Prompt » Retype the data below without altering anything.

Figure record extracts

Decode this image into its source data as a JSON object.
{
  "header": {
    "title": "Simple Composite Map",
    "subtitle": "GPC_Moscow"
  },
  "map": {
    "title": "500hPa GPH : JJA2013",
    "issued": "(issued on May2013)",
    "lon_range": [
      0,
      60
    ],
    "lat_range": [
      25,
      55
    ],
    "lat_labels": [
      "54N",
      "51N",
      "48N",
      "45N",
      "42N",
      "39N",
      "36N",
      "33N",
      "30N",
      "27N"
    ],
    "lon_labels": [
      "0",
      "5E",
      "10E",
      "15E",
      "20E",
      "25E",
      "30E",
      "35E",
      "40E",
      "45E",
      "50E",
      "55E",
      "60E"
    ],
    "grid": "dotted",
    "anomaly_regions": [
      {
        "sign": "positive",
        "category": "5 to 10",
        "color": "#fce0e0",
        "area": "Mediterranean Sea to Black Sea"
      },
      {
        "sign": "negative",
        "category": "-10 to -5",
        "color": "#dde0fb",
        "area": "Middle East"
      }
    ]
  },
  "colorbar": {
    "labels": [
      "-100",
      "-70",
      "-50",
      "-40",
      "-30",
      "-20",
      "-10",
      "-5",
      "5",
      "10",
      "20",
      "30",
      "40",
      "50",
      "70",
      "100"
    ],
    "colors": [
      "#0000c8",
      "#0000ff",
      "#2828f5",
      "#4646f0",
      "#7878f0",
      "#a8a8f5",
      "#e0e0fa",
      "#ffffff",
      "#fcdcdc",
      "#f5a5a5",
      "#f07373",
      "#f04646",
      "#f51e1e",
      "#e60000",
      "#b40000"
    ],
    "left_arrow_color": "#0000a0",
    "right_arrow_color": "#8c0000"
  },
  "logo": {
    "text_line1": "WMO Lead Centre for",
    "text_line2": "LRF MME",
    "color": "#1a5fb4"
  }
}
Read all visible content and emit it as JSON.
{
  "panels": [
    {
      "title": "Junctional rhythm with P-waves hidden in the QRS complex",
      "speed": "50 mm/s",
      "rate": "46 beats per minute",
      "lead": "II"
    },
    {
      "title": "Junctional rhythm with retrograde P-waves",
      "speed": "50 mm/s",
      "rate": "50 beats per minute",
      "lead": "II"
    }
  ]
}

Written reply »
Decode this image into its source data as a JSON object.
{
  "header": {
    "title": "Simple Composite Map",
    "subtitle": "GPC_Moscow"
  },
  "map": {
    "title": "500hPa GPH : JJA2013",
    "issued": "(issued on May2013)",
    "lon_range": [
      0,
      60
    ],
    "lat_range": [
      25,
      55
    ],
    "lat_labels": [
      "54N",
      "51N",
      "48N",
      "45N",
      "42N",
      "39N",
      "36N",
      "33N",
      "30N",
      "27N"
    ],
    "lon_labels": [
      "0",
      "5E",
      "10E",
      "15E",
      "20E",
      "25E",
      "30E",
      "35E",
      "40E",
      "45E",
      "50E",
      "55E",
      "60E"
    ],
    "grid": "dotted",
    "anomaly_regions": [
      {
        "sign": "positive",
        "category": "5 to 10",
        "color": "#fce0e0",
        "area": "Mediterranean Sea to Black Sea"
      },
      {
        "sign": "negative",
        "category": "-10 to -5",
        "color": "#dde0fb",
        "area": "Middle East"
      }
    ]
  },
  "colorbar": {
    "labels": [
      "-100",
      "-70",
      "-50",
      "-40",
      "-30",
      "-20",
      "-10",
      "-5",
      "5",
      "10",
      "20",
      "30",
      "40",
      "50",
      "70",
      "100"
    ],
    "colors": [
      "#0000c8",
      "#0000ff",
      "#2828f5",
      "#4646f0",
      "#7878f0",
      "#a8a8f5",
      "#e0e0fa",
      "#ffffff",
      "#fcdcdc",
      "#f5a5a5",
      "#f07373",
      "#f04646",
      "#f51e1e",
      "#e60000",
      "#b40000"
    ],
    "left_arrow_color": "#0000a0",
    "right_arrow_color": "#8c0000"
  },
  "logo": {
    "text_line1": "WMO Lead Centre for",
    "text_line2": "LRF MME",
    "color": "#1a5fb4"
  }
}
Read all visible content and emit it as JSON.
{
  "panels": [
    {
      "title": "Junctional rhythm with P-waves hidden in the QRS complex",
      "speed": "50 mm/s",
      "rate": "46 beats per minute",
      "lead": "II"
    },
    {
      "title": "Junctional rhythm with retrograde P-waves",
      "speed": "50 mm/s",
      "rate": "50 beats per minute",
      "lead": "II"
    }
  ]
}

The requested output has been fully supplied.